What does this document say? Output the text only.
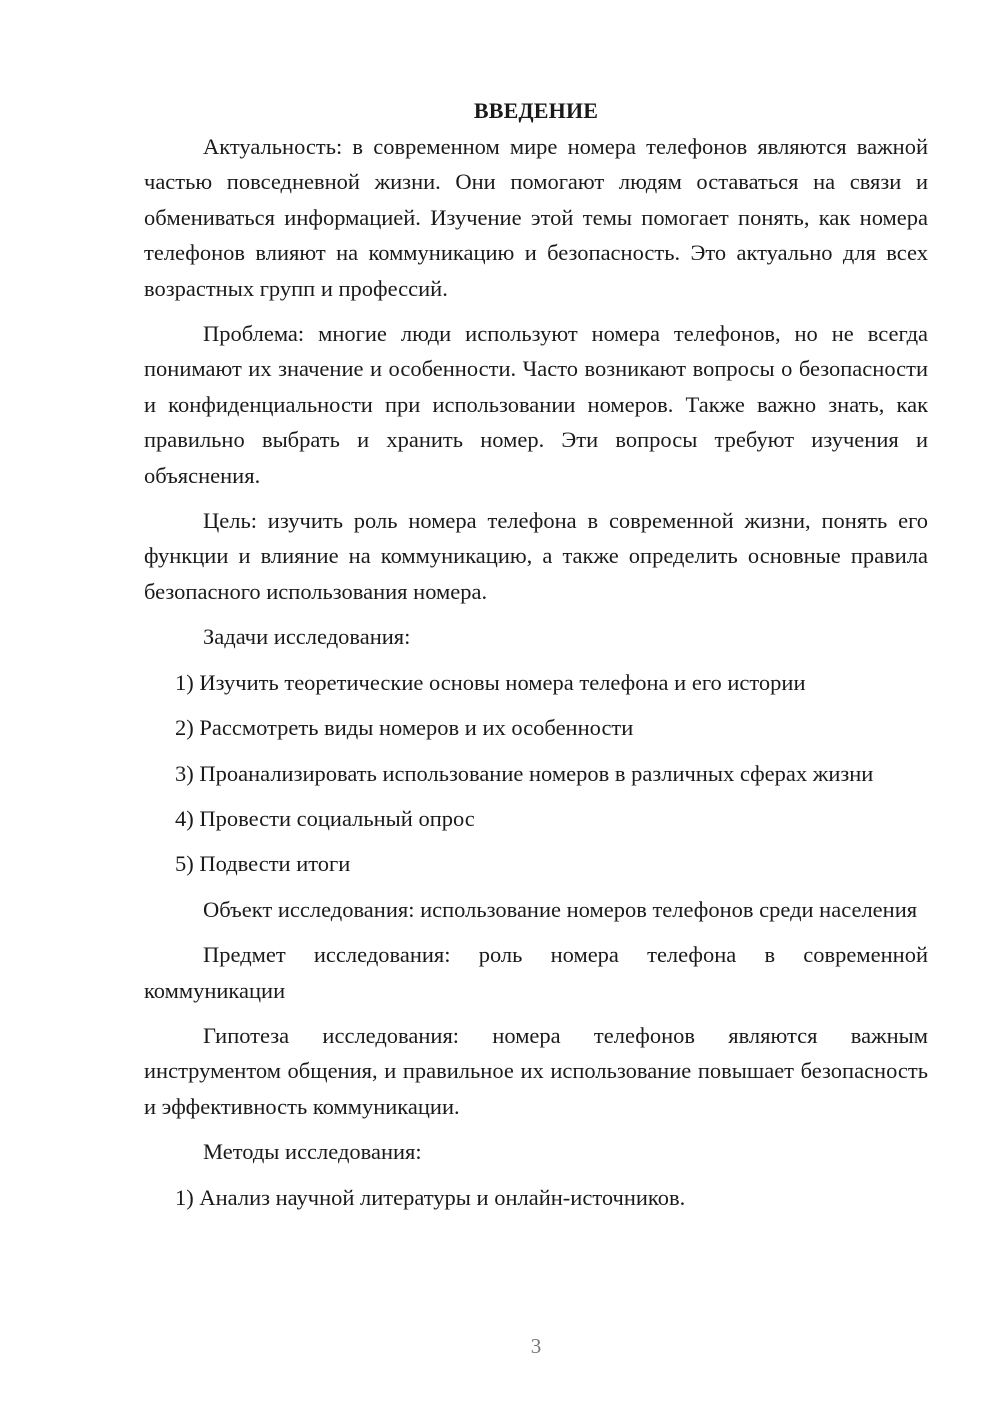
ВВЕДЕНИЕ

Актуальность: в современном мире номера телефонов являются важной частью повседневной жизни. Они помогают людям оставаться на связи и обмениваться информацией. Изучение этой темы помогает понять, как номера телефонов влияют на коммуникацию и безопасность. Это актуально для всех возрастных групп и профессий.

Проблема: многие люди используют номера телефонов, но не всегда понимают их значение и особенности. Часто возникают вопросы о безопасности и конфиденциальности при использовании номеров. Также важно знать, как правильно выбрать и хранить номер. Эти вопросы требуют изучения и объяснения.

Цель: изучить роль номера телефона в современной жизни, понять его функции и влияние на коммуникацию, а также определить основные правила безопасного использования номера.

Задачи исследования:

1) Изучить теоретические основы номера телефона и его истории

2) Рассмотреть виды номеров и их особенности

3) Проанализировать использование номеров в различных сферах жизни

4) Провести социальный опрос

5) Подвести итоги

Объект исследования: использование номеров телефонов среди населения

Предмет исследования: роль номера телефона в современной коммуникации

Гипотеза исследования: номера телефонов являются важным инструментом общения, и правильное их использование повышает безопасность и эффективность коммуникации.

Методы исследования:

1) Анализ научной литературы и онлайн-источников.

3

● **WHAT YOU ARE ASKED TO DO**
Word for word, quote the full listing, omitting every picture.

● **RESULT**
What does this document say? Output the text only.
ВВЕДЕНИЕ

Актуальность: в современном мире номера телефонов являются важной частью повседневной жизни. Они помогают людям оставаться на связи и обмениваться информацией. Изучение этой темы помогает понять, как номера телефонов влияют на коммуникацию и безопасность. Это актуально для всех возрастных групп и профессий.

Проблема: многие люди используют номера телефонов, но не всегда понимают их значение и особенности. Часто возникают вопросы о безопасности и конфиденциальности при использовании номеров. Также важно знать, как правильно выбрать и хранить номер. Эти вопросы требуют изучения и объяснения.

Цель: изучить роль номера телефона в современной жизни, понять его функции и влияние на коммуникацию, а также определить основные правила безопасного использования номера.

Задачи исследования:

1) Изучить теоретические основы номера телефона и его истории

2) Рассмотреть виды номеров и их особенности

3) Проанализировать использование номеров в различных сферах жизни

4) Провести социальный опрос

5) Подвести итоги

Объект исследования: использование номеров телефонов среди населения

Предмет исследования: роль номера телефона в современной коммуникации

Гипотеза исследования: номера телефонов являются важным инструментом общения, и правильное их использование повышает безопасность и эффективность коммуникации.

Методы исследования:

1) Анализ научной литературы и онлайн-источников.

3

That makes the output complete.